Required task:
Retype the material below. Keep every word exactly as it is.
═══ Data for this task ═══
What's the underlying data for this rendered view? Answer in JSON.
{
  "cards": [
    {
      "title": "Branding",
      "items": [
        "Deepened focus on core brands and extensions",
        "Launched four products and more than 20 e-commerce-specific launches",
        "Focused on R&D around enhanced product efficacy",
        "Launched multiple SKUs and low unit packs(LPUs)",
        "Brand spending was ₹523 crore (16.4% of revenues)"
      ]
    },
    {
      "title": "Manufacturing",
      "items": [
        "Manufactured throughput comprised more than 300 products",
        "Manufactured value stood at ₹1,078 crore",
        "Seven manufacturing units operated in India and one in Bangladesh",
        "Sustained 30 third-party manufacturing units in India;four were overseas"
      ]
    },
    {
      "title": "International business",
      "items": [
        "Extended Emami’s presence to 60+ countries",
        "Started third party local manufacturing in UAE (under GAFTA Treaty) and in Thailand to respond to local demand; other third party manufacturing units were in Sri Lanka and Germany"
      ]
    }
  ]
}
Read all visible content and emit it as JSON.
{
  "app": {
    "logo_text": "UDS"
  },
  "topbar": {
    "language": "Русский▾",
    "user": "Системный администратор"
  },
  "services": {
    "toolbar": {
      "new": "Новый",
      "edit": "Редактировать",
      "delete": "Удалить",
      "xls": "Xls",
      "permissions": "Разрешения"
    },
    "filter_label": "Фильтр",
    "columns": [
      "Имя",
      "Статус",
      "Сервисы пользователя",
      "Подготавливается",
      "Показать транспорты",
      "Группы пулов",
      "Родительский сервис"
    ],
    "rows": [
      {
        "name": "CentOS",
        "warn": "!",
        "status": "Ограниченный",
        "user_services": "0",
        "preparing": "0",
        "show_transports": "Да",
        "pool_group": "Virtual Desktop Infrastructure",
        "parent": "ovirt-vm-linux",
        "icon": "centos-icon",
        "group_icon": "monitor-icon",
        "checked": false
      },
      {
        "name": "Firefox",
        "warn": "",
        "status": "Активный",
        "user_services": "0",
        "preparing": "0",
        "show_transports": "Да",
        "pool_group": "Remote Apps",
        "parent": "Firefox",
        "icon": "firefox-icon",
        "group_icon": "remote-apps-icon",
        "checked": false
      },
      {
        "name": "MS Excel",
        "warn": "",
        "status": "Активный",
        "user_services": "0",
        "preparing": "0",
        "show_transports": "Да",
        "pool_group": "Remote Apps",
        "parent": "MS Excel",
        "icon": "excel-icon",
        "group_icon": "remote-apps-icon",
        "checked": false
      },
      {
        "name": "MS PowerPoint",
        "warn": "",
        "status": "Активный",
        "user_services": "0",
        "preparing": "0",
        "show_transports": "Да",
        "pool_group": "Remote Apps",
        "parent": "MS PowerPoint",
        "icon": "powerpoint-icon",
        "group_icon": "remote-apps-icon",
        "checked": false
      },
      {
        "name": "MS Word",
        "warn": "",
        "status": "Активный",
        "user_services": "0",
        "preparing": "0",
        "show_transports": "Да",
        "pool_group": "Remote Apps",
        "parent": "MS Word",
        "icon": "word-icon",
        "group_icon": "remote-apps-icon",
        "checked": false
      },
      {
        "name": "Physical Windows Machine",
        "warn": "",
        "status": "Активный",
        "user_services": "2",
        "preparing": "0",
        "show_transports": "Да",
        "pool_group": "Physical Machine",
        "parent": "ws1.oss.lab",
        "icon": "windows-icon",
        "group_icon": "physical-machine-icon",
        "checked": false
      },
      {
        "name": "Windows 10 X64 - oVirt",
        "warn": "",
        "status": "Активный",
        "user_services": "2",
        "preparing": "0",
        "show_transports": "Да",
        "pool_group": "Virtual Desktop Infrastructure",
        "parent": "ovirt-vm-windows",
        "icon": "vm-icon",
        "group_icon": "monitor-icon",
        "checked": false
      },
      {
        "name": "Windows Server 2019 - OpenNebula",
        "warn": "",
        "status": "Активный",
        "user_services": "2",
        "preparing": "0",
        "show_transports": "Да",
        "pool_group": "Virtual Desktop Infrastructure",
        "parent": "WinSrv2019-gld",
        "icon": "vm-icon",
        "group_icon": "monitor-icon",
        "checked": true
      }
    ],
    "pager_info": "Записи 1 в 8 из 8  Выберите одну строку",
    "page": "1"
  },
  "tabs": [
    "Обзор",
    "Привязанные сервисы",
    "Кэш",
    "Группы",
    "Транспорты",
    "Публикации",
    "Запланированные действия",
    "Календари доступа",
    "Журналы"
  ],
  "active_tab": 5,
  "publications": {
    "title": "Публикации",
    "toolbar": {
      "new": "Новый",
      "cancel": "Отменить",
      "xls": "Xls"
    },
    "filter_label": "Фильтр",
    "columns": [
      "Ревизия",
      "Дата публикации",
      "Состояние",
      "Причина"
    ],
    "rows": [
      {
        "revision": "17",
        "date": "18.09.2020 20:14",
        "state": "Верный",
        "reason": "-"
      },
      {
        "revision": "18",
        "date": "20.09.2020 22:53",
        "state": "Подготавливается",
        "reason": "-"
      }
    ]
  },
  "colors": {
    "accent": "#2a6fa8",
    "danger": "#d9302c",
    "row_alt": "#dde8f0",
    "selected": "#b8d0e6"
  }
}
═══
Response to this exercise:
What's the underlying data for this rendered view? Answer in JSON.
{
  "cards": [
    {
      "title": "Branding",
      "items": [
        "Deepened focus on core brands and extensions",
        "Launched four products and more than 20 e-commerce-specific launches",
        "Focused on R&D around enhanced product efficacy",
        "Launched multiple SKUs and low unit packs(LPUs)",
        "Brand spending was ₹523 crore (16.4% of revenues)"
      ]
    },
    {
      "title": "Manufacturing",
      "items": [
        "Manufactured throughput comprised more than 300 products",
        "Manufactured value stood at ₹1,078 crore",
        "Seven manufacturing units operated in India and one in Bangladesh",
        "Sustained 30 third-party manufacturing units in India;four were overseas"
      ]
    },
    {
      "title": "International business",
      "items": [
        "Extended Emami’s presence to 60+ countries",
        "Started third party local manufacturing in UAE (under GAFTA Treaty) and in Thailand to respond to local demand; other third party manufacturing units were in Sri Lanka and Germany"
      ]
    }
  ]
}
Read all visible content and emit it as JSON.
{
  "app": {
    "logo_text": "UDS"
  },
  "topbar": {
    "language": "Русский▾",
    "user": "Системный администратор"
  },
  "services": {
    "toolbar": {
      "new": "Новый",
      "edit": "Редактировать",
      "delete": "Удалить",
      "xls": "Xls",
      "permissions": "Разрешения"
    },
    "filter_label": "Фильтр",
    "columns": [
      "Имя",
      "Статус",
      "Сервисы пользователя",
      "Подготавливается",
      "Показать транспорты",
      "Группы пулов",
      "Родительский сервис"
    ],
    "rows": [
      {
        "name": "CentOS",
        "warn": "!",
        "status": "Ограниченный",
        "user_services": "0",
        "preparing": "0",
        "show_transports": "Да",
        "pool_group": "Virtual Desktop Infrastructure",
        "parent": "ovirt-vm-linux",
        "icon": "centos-icon",
        "group_icon": "monitor-icon",
        "checked": false
      },
      {
        "name": "Firefox",
        "warn": "",
        "status": "Активный",
        "user_services": "0",
        "preparing": "0",
        "show_transports": "Да",
        "pool_group": "Remote Apps",
        "parent": "Firefox",
        "icon": "firefox-icon",
        "group_icon": "remote-apps-icon",
        "checked": false
      },
      {
        "name": "MS Excel",
        "warn": "",
        "status": "Активный",
        "user_services": "0",
        "preparing": "0",
        "show_transports": "Да",
        "pool_group": "Remote Apps",
        "parent": "MS Excel",
        "icon": "excel-icon",
        "group_icon": "remote-apps-icon",
        "checked": false
      },
      {
        "name": "MS PowerPoint",
        "warn": "",
        "status": "Активный",
        "user_services": "0",
        "preparing": "0",
        "show_transports": "Да",
        "pool_group": "Remote Apps",
        "parent": "MS PowerPoint",
        "icon": "powerpoint-icon",
        "group_icon": "remote-apps-icon",
        "checked": false
      },
      {
        "name": "MS Word",
        "warn": "",
        "status": "Активный",
        "user_services": "0",
        "preparing": "0",
        "show_transports": "Да",
        "pool_group": "Remote Apps",
        "parent": "MS Word",
        "icon": "word-icon",
        "group_icon": "remote-apps-icon",
        "checked": false
      },
      {
        "name": "Physical Windows Machine",
        "warn": "",
        "status": "Активный",
        "user_services": "2",
        "preparing": "0",
        "show_transports": "Да",
        "pool_group": "Physical Machine",
        "parent": "ws1.oss.lab",
        "icon": "windows-icon",
        "group_icon": "physical-machine-icon",
        "checked": false
      },
      {
        "name": "Windows 10 X64 - oVirt",
        "warn": "",
        "status": "Активный",
        "user_services": "2",
        "preparing": "0",
        "show_transports": "Да",
        "pool_group": "Virtual Desktop Infrastructure",
        "parent": "ovirt-vm-windows",
        "icon": "vm-icon",
        "group_icon": "monitor-icon",
        "checked": false
      },
      {
        "name": "Windows Server 2019 - OpenNebula",
        "warn": "",
        "status": "Активный",
        "user_services": "2",
        "preparing": "0",
        "show_transports": "Да",
        "pool_group": "Virtual Desktop Infrastructure",
        "parent": "WinSrv2019-gld",
        "icon": "vm-icon",
        "group_icon": "monitor-icon",
        "checked": true
      }
    ],
    "pager_info": "Записи 1 в 8 из 8  Выберите одну строку",
    "page": "1"
  },
  "tabs": [
    "Обзор",
    "Привязанные сервисы",
    "Кэш",
    "Группы",
    "Транспорты",
    "Публикации",
    "Запланированные действия",
    "Календари доступа",
    "Журналы"
  ],
  "active_tab": 5,
  "publications": {
    "title": "Публикации",
    "toolbar": {
      "new": "Новый",
      "cancel": "Отменить",
      "xls": "Xls"
    },
    "filter_label": "Фильтр",
    "columns": [
      "Ревизия",
      "Дата публикации",
      "Состояние",
      "Причина"
    ],
    "rows": [
      {
        "revision": "17",
        "date": "18.09.2020 20:14",
        "state": "Верный",
        "reason": "-"
      },
      {
        "revision": "18",
        "date": "20.09.2020 22:53",
        "state": "Подготавливается",
        "reason": "-"
      }
    ]
  },
  "colors": {
    "accent": "#2a6fa8",
    "danger": "#d9302c",
    "row_alt": "#dde8f0",
    "selected": "#b8d0e6"
  }
}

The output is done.